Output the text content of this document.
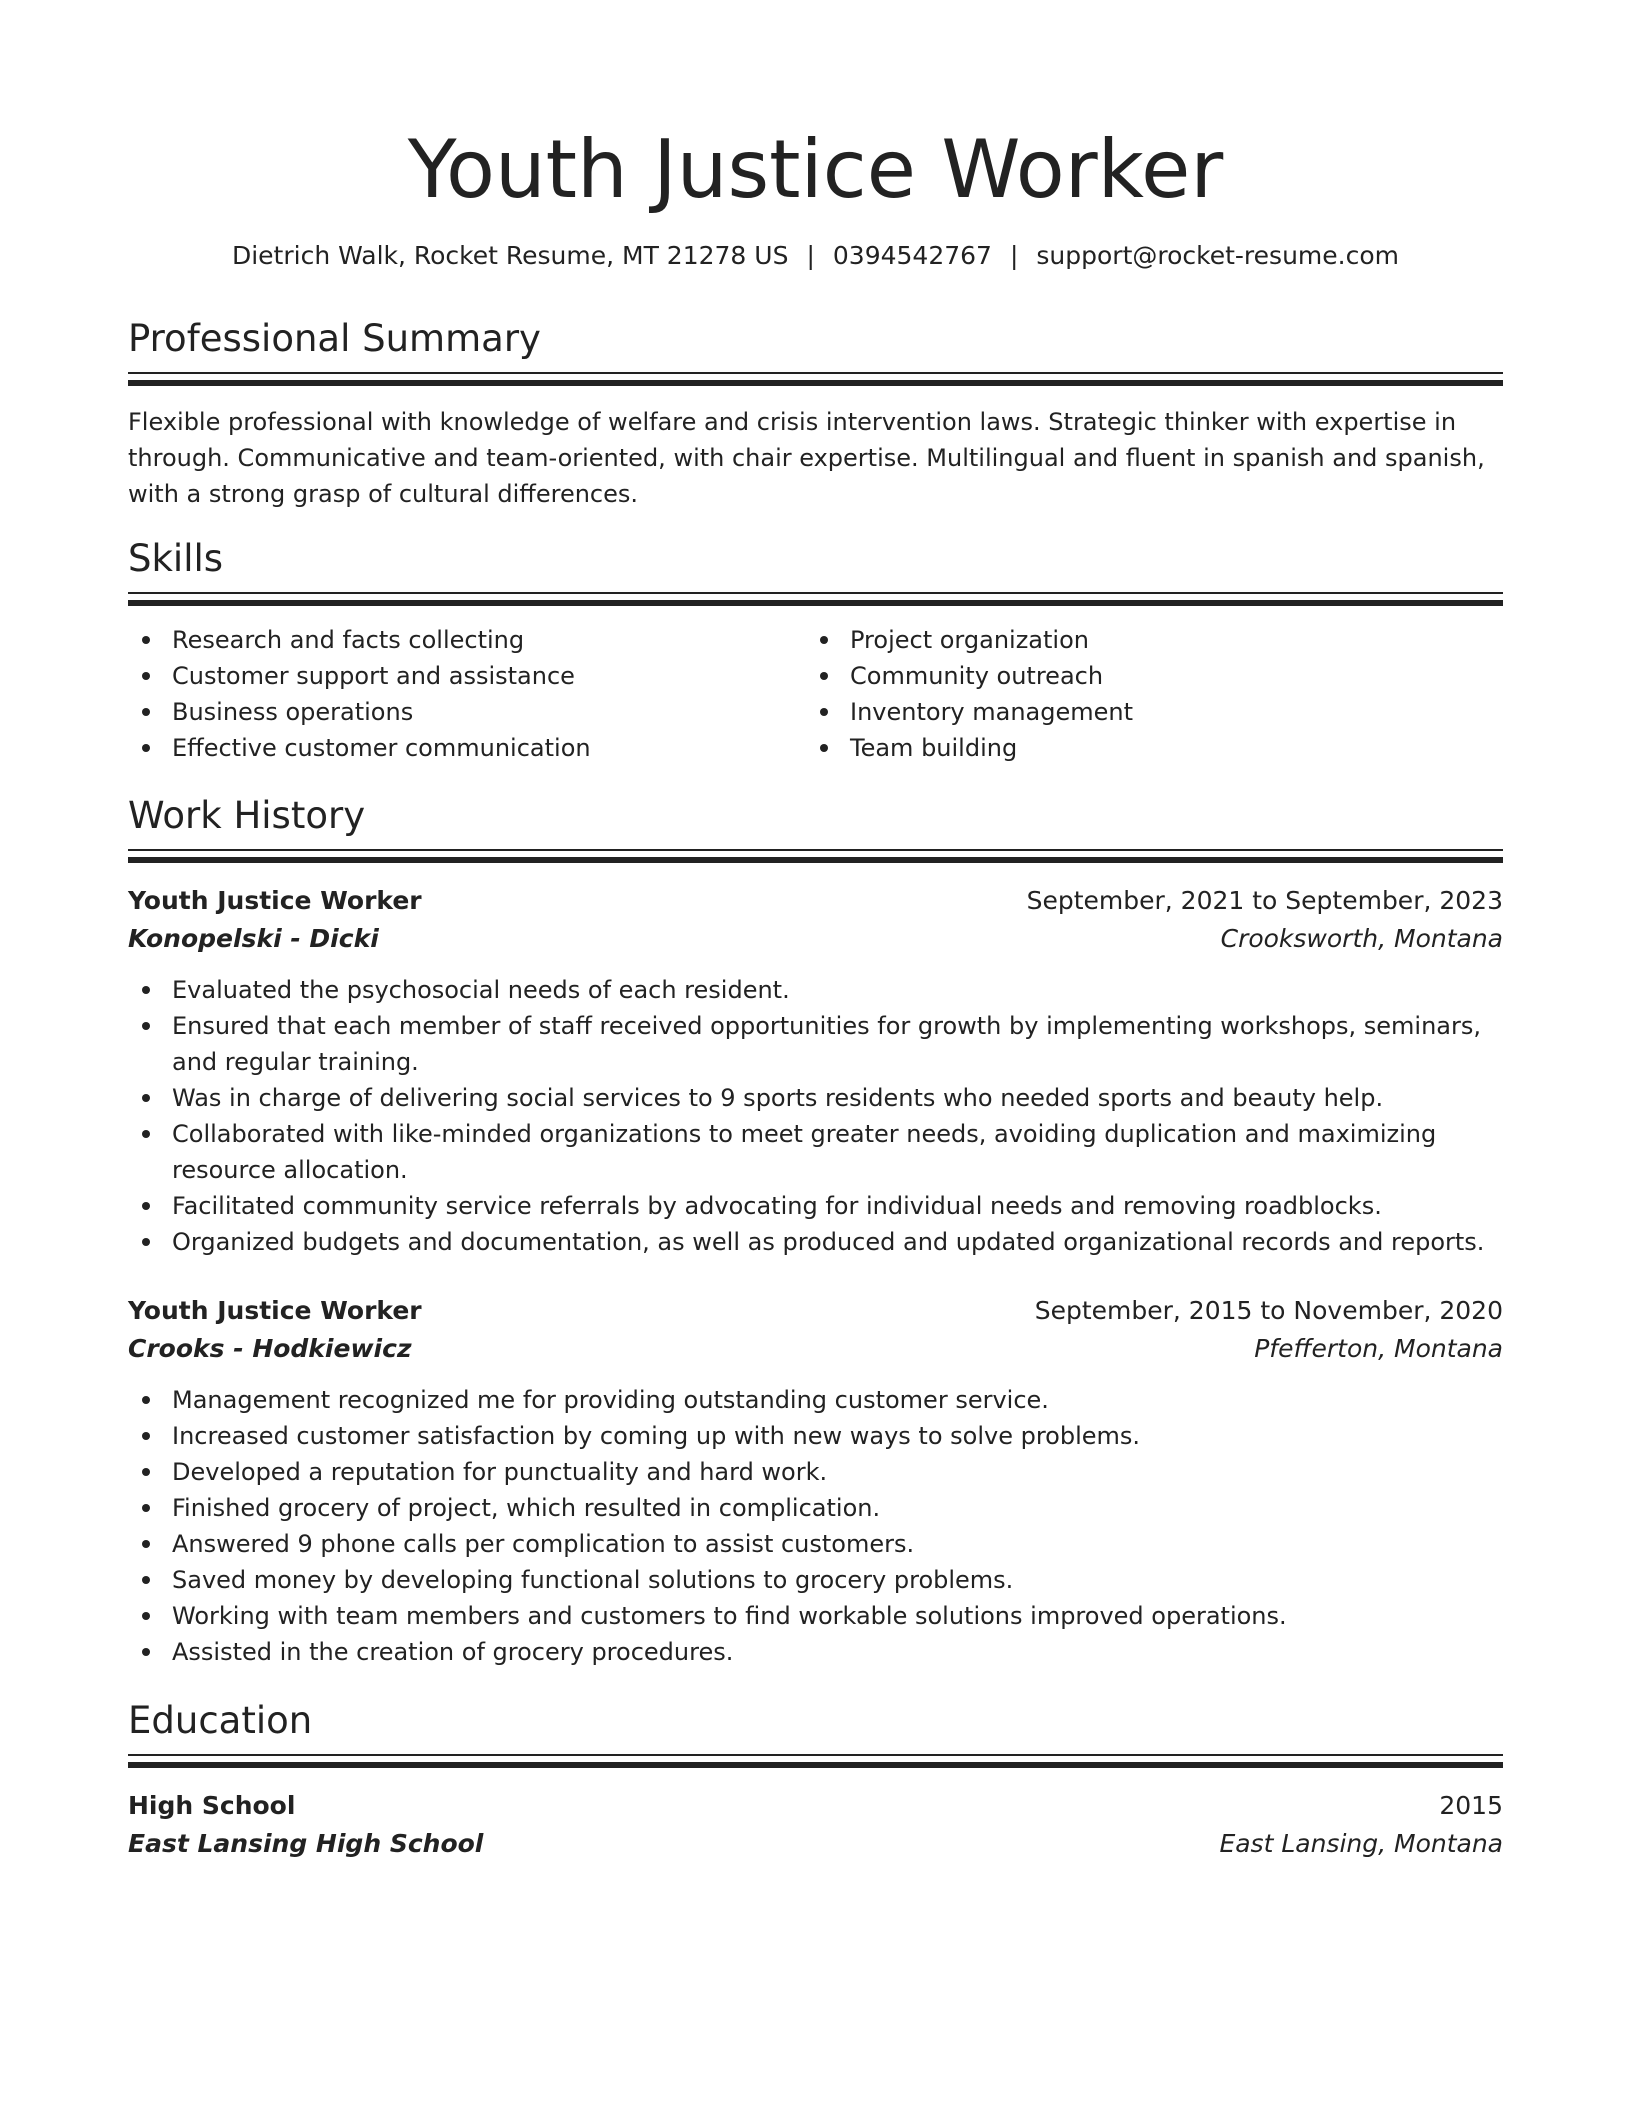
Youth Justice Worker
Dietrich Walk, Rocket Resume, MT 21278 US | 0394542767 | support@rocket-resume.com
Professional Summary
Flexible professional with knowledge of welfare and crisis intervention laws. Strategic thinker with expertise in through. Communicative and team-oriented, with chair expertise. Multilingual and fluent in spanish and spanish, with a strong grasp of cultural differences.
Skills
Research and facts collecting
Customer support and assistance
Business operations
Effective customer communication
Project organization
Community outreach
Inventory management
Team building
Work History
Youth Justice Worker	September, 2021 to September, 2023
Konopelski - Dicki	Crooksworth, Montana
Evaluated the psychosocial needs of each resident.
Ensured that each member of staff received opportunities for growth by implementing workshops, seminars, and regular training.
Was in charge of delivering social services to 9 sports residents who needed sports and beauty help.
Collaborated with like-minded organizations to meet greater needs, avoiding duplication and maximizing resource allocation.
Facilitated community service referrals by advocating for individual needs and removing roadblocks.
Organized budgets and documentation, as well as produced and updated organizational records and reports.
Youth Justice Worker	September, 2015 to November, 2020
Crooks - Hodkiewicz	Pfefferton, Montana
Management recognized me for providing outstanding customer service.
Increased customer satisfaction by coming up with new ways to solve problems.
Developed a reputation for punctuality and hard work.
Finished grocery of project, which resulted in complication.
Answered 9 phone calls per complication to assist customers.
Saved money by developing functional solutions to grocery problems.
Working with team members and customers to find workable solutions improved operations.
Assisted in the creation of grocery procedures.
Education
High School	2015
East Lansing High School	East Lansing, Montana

● Task prompt: Go through the data and gather every line that holds "grocery".

● Task solution:
Finished grocery of project, which resulted in complication.
Saved money by developing functional solutions to grocery problems.
Assisted in the creation of grocery procedures.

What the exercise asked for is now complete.